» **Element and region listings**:
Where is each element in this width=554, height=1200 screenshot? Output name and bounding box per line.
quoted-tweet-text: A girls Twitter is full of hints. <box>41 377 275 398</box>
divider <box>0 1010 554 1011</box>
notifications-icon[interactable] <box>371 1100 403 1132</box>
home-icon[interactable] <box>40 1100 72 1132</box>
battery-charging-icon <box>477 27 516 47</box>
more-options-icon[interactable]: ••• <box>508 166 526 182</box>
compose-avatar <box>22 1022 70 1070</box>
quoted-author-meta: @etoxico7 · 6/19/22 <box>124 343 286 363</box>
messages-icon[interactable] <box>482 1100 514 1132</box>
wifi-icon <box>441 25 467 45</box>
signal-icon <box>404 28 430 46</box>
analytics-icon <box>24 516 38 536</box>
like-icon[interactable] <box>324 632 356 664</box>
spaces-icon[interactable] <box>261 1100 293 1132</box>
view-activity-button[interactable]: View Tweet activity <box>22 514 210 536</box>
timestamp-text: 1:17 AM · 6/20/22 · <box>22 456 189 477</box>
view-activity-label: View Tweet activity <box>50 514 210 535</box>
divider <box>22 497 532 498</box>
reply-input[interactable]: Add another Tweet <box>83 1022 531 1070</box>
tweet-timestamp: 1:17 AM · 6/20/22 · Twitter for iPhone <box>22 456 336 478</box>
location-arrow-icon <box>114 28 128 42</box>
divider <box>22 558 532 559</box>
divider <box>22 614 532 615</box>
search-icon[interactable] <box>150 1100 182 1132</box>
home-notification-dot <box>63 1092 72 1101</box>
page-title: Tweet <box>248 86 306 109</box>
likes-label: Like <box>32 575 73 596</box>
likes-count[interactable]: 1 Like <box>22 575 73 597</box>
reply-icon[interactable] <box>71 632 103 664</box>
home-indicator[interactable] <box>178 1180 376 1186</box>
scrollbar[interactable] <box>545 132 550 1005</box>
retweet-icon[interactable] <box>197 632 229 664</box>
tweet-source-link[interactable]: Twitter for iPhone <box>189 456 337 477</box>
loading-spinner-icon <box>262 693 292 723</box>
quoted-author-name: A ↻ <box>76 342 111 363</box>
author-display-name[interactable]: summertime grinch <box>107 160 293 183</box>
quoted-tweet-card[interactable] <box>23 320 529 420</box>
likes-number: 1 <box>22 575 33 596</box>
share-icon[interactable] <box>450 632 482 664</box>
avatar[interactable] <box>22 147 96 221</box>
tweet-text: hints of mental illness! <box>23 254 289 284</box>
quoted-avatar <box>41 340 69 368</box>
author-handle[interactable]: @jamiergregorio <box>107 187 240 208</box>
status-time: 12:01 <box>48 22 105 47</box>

» **OBJECTIVE**: Format the data as a Markdown table with columns named Row and Line, one numbered row per line and blank lines omitted. Start at the first line of the data and stop after the line that contains "timestamp-text: 1:17 AM".

» **CORRECT OUTPUT**:
| Row | Line |
|---|---|
| 1 | Where is each element in this width=554, height=1200 screenshot? Output name and bounding box per line. |
| 2 | quoted-tweet-text: A girls Twitter is full of hints. <box>41 377 275 398</box> |
| 3 | divider <box>0 1010 554 1011</box> |
| 4 | notifications-icon[interactable] <box>371 1100 403 1132</box> |
| 5 | home-icon[interactable] <box>40 1100 72 1132</box> |
| 6 | battery-charging-icon <box>477 27 516 47</box> |
| 7 | more-options-icon[interactable]: ••• <box>508 166 526 182</box> |
| 8 | compose-avatar <box>22 1022 70 1070</box> |
| 9 | quoted-author-meta: @etoxico7 · 6/19/22 <box>124 343 286 363</box> |
| 10 | messages-icon[interactable] <box>482 1100 514 1132</box> |
| 11 | wifi-icon <box>441 25 467 45</box> |
| 12 | signal-icon <box>404 28 430 46</box> |
| 13 | analytics-icon <box>24 516 38 536</box> |
| 14 | like-icon[interactable] <box>324 632 356 664</box> |
| 15 | spaces-icon[interactable] <box>261 1100 293 1132</box> |
| 16 | view-activity-button[interactable]: View Tweet activity <box>22 514 210 536</box> |
| 17 | timestamp-text: 1:17 AM · 6/20/22 · <box>22 456 189 477</box> |